EXTRACTED MATERIAL:
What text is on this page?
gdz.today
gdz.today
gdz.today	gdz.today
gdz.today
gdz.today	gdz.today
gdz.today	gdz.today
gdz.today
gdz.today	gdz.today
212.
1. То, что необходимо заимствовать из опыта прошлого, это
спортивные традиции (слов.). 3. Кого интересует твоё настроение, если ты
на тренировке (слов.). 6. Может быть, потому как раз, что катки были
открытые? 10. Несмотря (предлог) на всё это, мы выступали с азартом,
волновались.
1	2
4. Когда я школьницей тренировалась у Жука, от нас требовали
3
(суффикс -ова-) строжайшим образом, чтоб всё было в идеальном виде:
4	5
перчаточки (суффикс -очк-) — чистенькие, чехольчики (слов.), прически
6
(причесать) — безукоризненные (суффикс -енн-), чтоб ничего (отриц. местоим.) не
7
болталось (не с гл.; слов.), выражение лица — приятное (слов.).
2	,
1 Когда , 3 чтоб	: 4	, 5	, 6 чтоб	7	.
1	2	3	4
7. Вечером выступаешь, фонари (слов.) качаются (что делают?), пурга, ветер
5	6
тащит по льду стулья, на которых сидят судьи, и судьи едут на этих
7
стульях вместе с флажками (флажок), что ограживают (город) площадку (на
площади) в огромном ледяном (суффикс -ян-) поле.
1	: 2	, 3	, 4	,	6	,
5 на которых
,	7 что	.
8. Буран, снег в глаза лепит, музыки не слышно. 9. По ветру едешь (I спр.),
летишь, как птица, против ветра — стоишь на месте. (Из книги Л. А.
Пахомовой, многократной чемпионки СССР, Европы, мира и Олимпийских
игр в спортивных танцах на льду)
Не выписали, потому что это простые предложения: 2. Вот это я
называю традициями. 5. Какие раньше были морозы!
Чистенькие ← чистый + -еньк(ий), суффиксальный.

STATED TASK:
Which lines include "потому"? Copy each of them out.

RESPONSE FOR THIS EXERCISE:
на тренировке (слов.). 6. Может быть, потому как раз, что катки были
Не выписали, потому что это простые предложения: 2. Вот это я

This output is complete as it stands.